[Data extracted from a collection]:
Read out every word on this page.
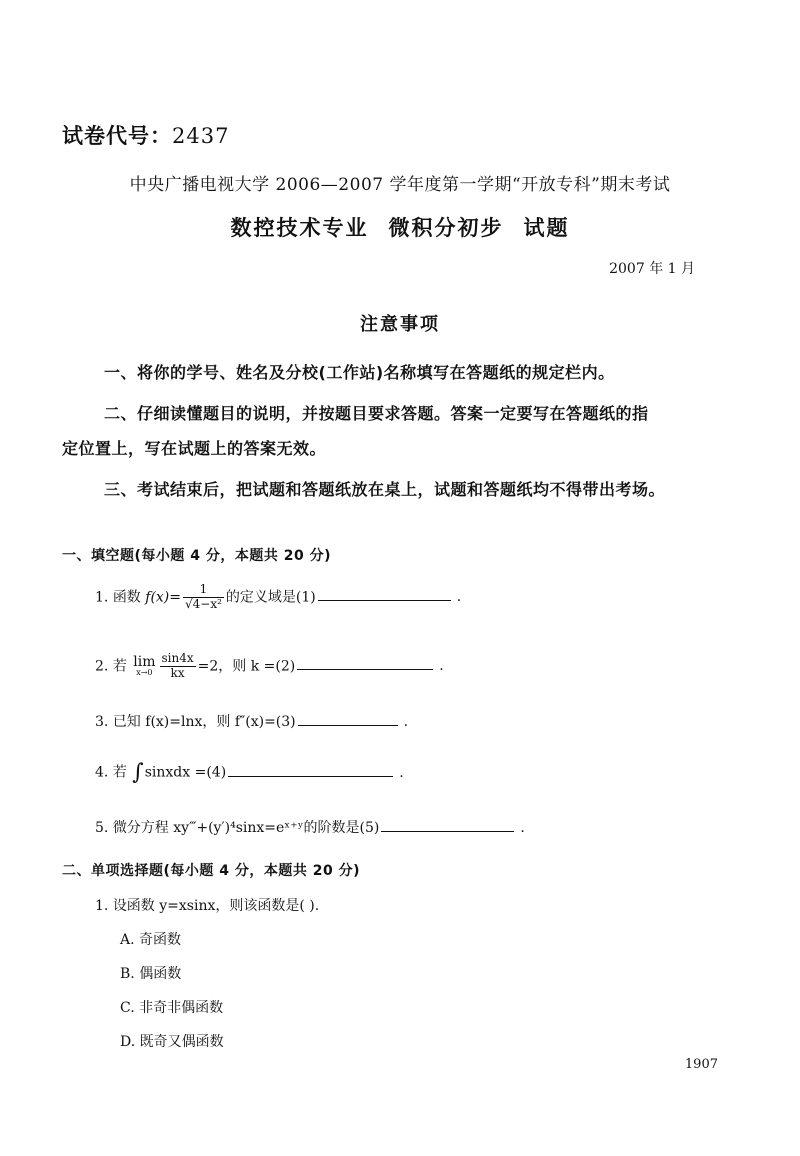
试卷代号：2437
中央广播电视大学 2006—2007 学年度第一学期“开放专科”期末考试
数控技术专业 微积分初步 试题
2007 年 1 月
注意事项
一、将你的学号、姓名及分校(工作站)名称填写在答题纸的规定栏内。
二、仔细读懂题目的说明，并按题目要求答题。答案一定要写在答题纸的指
定位置上，写在试题上的答案无效。
三、考试结束后，把试题和答题纸放在桌上，试题和答题纸均不得带出考场。
一、填空题(每小题 4 分，本题共 20 分)
1. 函数 $f(x)= \frac{1}{\text{√4−x²}}$ 的定义域是(1)	.
2. 若 lim
$x\to 0 \frac{\sin 4x}{kx} =2$，则 k =(2)	.
3. 已知 f(x)=lnx，则 f″(x)=(3)	.
4. 若 ∫sinxdx =(4)	.
5. 微分方程 xy‴+(y′)⁴sinx=eˣ⁺ʸ的阶数是(5)	.
二、单项选择题(每小题 4 分，本题共 20 分)
1. 设函数 y=xsinx，则该函数是( ).
A. 奇函数
B. 偶函数
C. 非奇非偶函数
D. 既奇又偶函数
1907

[PROBLEM REQUIREMENTS]:
Except for the pictures, reproduce every line exactly.

[COMPLETE ANSWER]:
Read out every word on this page.
试卷代号：2437
中央广播电视大学 2006—2007 学年度第一学期“开放专科”期末考试
数控技术专业 微积分初步 试题
2007 年 1 月
注意事项
一、将你的学号、姓名及分校(工作站)名称填写在答题纸的规定栏内。
二、仔细读懂题目的说明，并按题目要求答题。答案一定要写在答题纸的指
定位置上，写在试题上的答案无效。
三、考试结束后，把试题和答题纸放在桌上，试题和答题纸均不得带出考场。
一、填空题(每小题 4 分，本题共 20 分)
1. 函数 $f(x)= \frac{1}{\text{√4−x²}}$ 的定义域是(1)	.
2. 若 lim
$x\to 0 \frac{\sin 4x}{kx} =2$，则 k =(2)	.
3. 已知 f(x)=lnx，则 f″(x)=(3)	.
4. 若 ∫sinxdx =(4)	.
5. 微分方程 xy‴+(y′)⁴sinx=eˣ⁺ʸ的阶数是(5)	.
二、单项选择题(每小题 4 分，本题共 20 分)
1. 设函数 y=xsinx，则该函数是( ).
A. 奇函数
B. 偶函数
C. 非奇非偶函数
D. 既奇又偶函数
1907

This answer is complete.